### Written instruction
Give the material again in full, matching it exactly.

### Rows
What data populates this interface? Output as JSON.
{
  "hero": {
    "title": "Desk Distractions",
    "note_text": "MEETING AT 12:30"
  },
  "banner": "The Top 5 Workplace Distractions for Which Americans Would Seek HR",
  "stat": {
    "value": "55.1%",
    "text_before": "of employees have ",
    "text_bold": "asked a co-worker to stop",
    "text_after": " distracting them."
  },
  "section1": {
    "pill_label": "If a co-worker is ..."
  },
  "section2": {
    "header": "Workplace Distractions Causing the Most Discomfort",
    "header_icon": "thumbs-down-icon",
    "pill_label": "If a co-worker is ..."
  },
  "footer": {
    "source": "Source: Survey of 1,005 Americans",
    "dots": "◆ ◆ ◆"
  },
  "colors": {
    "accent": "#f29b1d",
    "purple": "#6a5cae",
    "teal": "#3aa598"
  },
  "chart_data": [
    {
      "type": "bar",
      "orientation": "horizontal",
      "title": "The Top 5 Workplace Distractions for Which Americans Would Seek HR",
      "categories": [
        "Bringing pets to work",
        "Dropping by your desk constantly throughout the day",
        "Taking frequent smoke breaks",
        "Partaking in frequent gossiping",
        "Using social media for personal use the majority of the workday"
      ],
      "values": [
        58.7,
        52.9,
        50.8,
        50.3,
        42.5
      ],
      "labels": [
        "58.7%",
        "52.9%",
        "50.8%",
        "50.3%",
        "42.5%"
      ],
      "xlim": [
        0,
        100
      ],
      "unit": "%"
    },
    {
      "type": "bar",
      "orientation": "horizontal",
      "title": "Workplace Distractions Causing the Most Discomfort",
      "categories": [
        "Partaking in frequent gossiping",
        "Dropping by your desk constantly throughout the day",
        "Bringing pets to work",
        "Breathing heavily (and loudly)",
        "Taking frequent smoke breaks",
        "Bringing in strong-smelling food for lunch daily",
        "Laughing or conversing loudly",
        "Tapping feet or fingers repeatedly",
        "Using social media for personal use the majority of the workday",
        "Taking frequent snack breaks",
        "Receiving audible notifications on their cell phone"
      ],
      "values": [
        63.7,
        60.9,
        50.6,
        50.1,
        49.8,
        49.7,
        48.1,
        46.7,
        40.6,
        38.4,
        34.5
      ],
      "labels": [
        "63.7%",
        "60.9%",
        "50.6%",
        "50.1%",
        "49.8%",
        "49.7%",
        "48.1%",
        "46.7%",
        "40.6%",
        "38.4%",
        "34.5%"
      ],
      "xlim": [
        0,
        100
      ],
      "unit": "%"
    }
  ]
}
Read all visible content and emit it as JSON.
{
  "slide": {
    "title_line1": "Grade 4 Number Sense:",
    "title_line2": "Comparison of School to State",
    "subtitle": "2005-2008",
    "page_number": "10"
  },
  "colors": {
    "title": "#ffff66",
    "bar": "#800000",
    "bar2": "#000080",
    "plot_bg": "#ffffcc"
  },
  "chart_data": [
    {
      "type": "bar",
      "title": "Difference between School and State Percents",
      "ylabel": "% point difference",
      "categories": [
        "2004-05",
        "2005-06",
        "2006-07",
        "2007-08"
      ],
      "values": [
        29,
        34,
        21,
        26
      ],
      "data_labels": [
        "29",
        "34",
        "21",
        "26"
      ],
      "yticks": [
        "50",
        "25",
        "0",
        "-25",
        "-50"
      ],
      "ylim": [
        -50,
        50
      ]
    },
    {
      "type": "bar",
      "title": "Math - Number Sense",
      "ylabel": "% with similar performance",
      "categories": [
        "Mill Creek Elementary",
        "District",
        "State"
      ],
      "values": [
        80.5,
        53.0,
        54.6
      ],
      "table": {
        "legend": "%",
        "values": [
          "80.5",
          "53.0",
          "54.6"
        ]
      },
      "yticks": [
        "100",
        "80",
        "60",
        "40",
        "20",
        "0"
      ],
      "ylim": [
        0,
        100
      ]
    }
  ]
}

### Response for this exercise
What data populates this interface? Output as JSON.
{
  "hero": {
    "title": "Desk Distractions",
    "note_text": "MEETING AT 12:30"
  },
  "banner": "The Top 5 Workplace Distractions for Which Americans Would Seek HR",
  "stat": {
    "value": "55.1%",
    "text_before": "of employees have ",
    "text_bold": "asked a co-worker to stop",
    "text_after": " distracting them."
  },
  "section1": {
    "pill_label": "If a co-worker is ..."
  },
  "section2": {
    "header": "Workplace Distractions Causing the Most Discomfort",
    "header_icon": "thumbs-down-icon",
    "pill_label": "If a co-worker is ..."
  },
  "footer": {
    "source": "Source: Survey of 1,005 Americans",
    "dots": "◆ ◆ ◆"
  },
  "colors": {
    "accent": "#f29b1d",
    "purple": "#6a5cae",
    "teal": "#3aa598"
  },
  "chart_data": [
    {
      "type": "bar",
      "orientation": "horizontal",
      "title": "The Top 5 Workplace Distractions for Which Americans Would Seek HR",
      "categories": [
        "Bringing pets to work",
        "Dropping by your desk constantly throughout the day",
        "Taking frequent smoke breaks",
        "Partaking in frequent gossiping",
        "Using social media for personal use the majority of the workday"
      ],
      "values": [
        58.7,
        52.9,
        50.8,
        50.3,
        42.5
      ],
      "labels": [
        "58.7%",
        "52.9%",
        "50.8%",
        "50.3%",
        "42.5%"
      ],
      "xlim": [
        0,
        100
      ],
      "unit": "%"
    },
    {
      "type": "bar",
      "orientation": "horizontal",
      "title": "Workplace Distractions Causing the Most Discomfort",
      "categories": [
        "Partaking in frequent gossiping",
        "Dropping by your desk constantly throughout the day",
        "Bringing pets to work",
        "Breathing heavily (and loudly)",
        "Taking frequent smoke breaks",
        "Bringing in strong-smelling food for lunch daily",
        "Laughing or conversing loudly",
        "Tapping feet or fingers repeatedly",
        "Using social media for personal use the majority of the workday",
        "Taking frequent snack breaks",
        "Receiving audible notifications on their cell phone"
      ],
      "values": [
        63.7,
        60.9,
        50.6,
        50.1,
        49.8,
        49.7,
        48.1,
        46.7,
        40.6,
        38.4,
        34.5
      ],
      "labels": [
        "63.7%",
        "60.9%",
        "50.6%",
        "50.1%",
        "49.8%",
        "49.7%",
        "48.1%",
        "46.7%",
        "40.6%",
        "38.4%",
        "34.5%"
      ],
      "xlim": [
        0,
        100
      ],
      "unit": "%"
    }
  ]
}
Read all visible content and emit it as JSON.
{
  "slide": {
    "title_line1": "Grade 4 Number Sense:",
    "title_line2": "Comparison of School to State",
    "subtitle": "2005-2008",
    "page_number": "10"
  },
  "colors": {
    "title": "#ffff66",
    "bar": "#800000",
    "bar2": "#000080",
    "plot_bg": "#ffffcc"
  },
  "chart_data": [
    {
      "type": "bar",
      "title": "Difference between School and State Percents",
      "ylabel": "% point difference",
      "categories": [
        "2004-05",
        "2005-06",
        "2006-07",
        "2007-08"
      ],
      "values": [
        29,
        34,
        21,
        26
      ],
      "data_labels": [
        "29",
        "34",
        "21",
        "26"
      ],
      "yticks": [
        "50",
        "25",
        "0",
        "-25",
        "-50"
      ],
      "ylim": [
        -50,
        50
      ]
    },
    {
      "type": "bar",
      "title": "Math - Number Sense",
      "ylabel": "% with similar performance",
      "categories": [
        "Mill Creek Elementary",
        "District",
        "State"
      ],
      "values": [
        80.5,
        53.0,
        54.6
      ],
      "table": {
        "legend": "%",
        "values": [
          "80.5",
          "53.0",
          "54.6"
        ]
      },
      "yticks": [
        "100",
        "80",
        "60",
        "40",
        "20",
        "0"
      ],
      "ylim": [
        0,
        100
      ]
    }
  ]
}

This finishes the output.